(YOUR OBJECTIVE)
Reproduce each line of the listing exactly.
>> START AVAILABLE DATA
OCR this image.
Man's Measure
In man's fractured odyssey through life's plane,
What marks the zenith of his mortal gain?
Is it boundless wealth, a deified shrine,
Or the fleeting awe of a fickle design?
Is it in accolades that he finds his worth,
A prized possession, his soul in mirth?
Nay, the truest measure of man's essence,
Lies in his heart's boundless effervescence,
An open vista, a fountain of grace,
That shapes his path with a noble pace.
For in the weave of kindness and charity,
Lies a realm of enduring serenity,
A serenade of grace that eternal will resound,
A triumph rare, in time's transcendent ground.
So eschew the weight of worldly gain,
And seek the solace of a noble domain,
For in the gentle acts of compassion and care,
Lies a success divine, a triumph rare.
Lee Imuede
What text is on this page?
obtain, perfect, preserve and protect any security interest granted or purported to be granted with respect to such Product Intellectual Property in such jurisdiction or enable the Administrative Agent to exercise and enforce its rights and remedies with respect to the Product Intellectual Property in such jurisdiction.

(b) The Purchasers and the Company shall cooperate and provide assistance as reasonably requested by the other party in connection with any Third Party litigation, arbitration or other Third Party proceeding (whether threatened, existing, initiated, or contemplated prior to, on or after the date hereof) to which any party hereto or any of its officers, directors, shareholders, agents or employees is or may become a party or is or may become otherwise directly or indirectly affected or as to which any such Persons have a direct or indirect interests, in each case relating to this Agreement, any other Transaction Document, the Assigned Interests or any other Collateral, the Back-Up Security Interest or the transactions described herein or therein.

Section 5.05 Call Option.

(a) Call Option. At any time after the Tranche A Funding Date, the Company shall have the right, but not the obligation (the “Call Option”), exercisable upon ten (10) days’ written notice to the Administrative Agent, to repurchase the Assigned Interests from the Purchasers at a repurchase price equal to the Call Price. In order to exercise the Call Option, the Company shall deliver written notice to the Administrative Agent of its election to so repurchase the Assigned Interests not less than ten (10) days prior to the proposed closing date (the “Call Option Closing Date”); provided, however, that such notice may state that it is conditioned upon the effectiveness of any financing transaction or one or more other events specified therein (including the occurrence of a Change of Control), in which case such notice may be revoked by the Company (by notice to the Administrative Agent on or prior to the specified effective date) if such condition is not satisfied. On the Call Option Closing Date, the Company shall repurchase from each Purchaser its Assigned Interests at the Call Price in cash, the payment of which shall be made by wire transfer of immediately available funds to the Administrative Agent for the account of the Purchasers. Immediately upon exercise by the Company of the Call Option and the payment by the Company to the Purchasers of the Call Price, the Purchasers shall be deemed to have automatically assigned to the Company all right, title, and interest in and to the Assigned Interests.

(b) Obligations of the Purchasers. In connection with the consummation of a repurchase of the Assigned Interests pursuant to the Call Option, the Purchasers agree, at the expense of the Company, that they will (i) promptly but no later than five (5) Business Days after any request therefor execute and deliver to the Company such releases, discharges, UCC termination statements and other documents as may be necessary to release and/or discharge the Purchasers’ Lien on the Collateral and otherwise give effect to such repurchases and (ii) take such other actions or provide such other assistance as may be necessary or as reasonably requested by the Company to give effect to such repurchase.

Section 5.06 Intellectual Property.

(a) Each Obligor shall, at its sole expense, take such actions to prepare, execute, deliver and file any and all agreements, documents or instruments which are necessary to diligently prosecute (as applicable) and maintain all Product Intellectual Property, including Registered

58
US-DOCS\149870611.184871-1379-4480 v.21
>> END AVAILABLE DATA
(FULL SOLUTION)
OCR this image.
Man's Measure
In man's fractured odyssey through life's plane,
What marks the zenith of his mortal gain?
Is it boundless wealth, a deified shrine,
Or the fleeting awe of a fickle design?
Is it in accolades that he finds his worth,
A prized possession, his soul in mirth?
Nay, the truest measure of man's essence,
Lies in his heart's boundless effervescence,
An open vista, a fountain of grace,
That shapes his path with a noble pace.
For in the weave of kindness and charity,
Lies a realm of enduring serenity,
A serenade of grace that eternal will resound,
A triumph rare, in time's transcendent ground.
So eschew the weight of worldly gain,
And seek the solace of a noble domain,
For in the gentle acts of compassion and care,
Lies a success divine, a triumph rare.
Lee Imuede
What text is on this page?
obtain, perfect, preserve and protect any security interest granted or purported to be granted with respect to such Product Intellectual Property in such jurisdiction or enable the Administrative Agent to exercise and enforce its rights and remedies with respect to the Product Intellectual Property in such jurisdiction.

(b) The Purchasers and the Company shall cooperate and provide assistance as reasonably requested by the other party in connection with any Third Party litigation, arbitration or other Third Party proceeding (whether threatened, existing, initiated, or contemplated prior to, on or after the date hereof) to which any party hereto or any of its officers, directors, shareholders, agents or employees is or may become a party or is or may become otherwise directly or indirectly affected or as to which any such Persons have a direct or indirect interests, in each case relating to this Agreement, any other Transaction Document, the Assigned Interests or any other Collateral, the Back-Up Security Interest or the transactions described herein or therein.

Section 5.05 Call Option.

(a) Call Option. At any time after the Tranche A Funding Date, the Company shall have the right, but not the obligation (the “Call Option”), exercisable upon ten (10) days’ written notice to the Administrative Agent, to repurchase the Assigned Interests from the Purchasers at a repurchase price equal to the Call Price. In order to exercise the Call Option, the Company shall deliver written notice to the Administrative Agent of its election to so repurchase the Assigned Interests not less than ten (10) days prior to the proposed closing date (the “Call Option Closing Date”); provided, however, that such notice may state that it is conditioned upon the effectiveness of any financing transaction or one or more other events specified therein (including the occurrence of a Change of Control), in which case such notice may be revoked by the Company (by notice to the Administrative Agent on or prior to the specified effective date) if such condition is not satisfied. On the Call Option Closing Date, the Company shall repurchase from each Purchaser its Assigned Interests at the Call Price in cash, the payment of which shall be made by wire transfer of immediately available funds to the Administrative Agent for the account of the Purchasers. Immediately upon exercise by the Company of the Call Option and the payment by the Company to the Purchasers of the Call Price, the Purchasers shall be deemed to have automatically assigned to the Company all right, title, and interest in and to the Assigned Interests.

(b) Obligations of the Purchasers. In connection with the consummation of a repurchase of the Assigned Interests pursuant to the Call Option, the Purchasers agree, at the expense of the Company, that they will (i) promptly but no later than five (5) Business Days after any request therefor execute and deliver to the Company such releases, discharges, UCC termination statements and other documents as may be necessary to release and/or discharge the Purchasers’ Lien on the Collateral and otherwise give effect to such repurchases and (ii) take such other actions or provide such other assistance as may be necessary or as reasonably requested by the Company to give effect to such repurchase.

Section 5.06 Intellectual Property.

(a) Each Obligor shall, at its sole expense, take such actions to prepare, execute, deliver and file any and all agreements, documents or instruments which are necessary to diligently prosecute (as applicable) and maintain all Product Intellectual Property, including Registered

58
US-DOCS\149870611.184871-1379-4480 v.21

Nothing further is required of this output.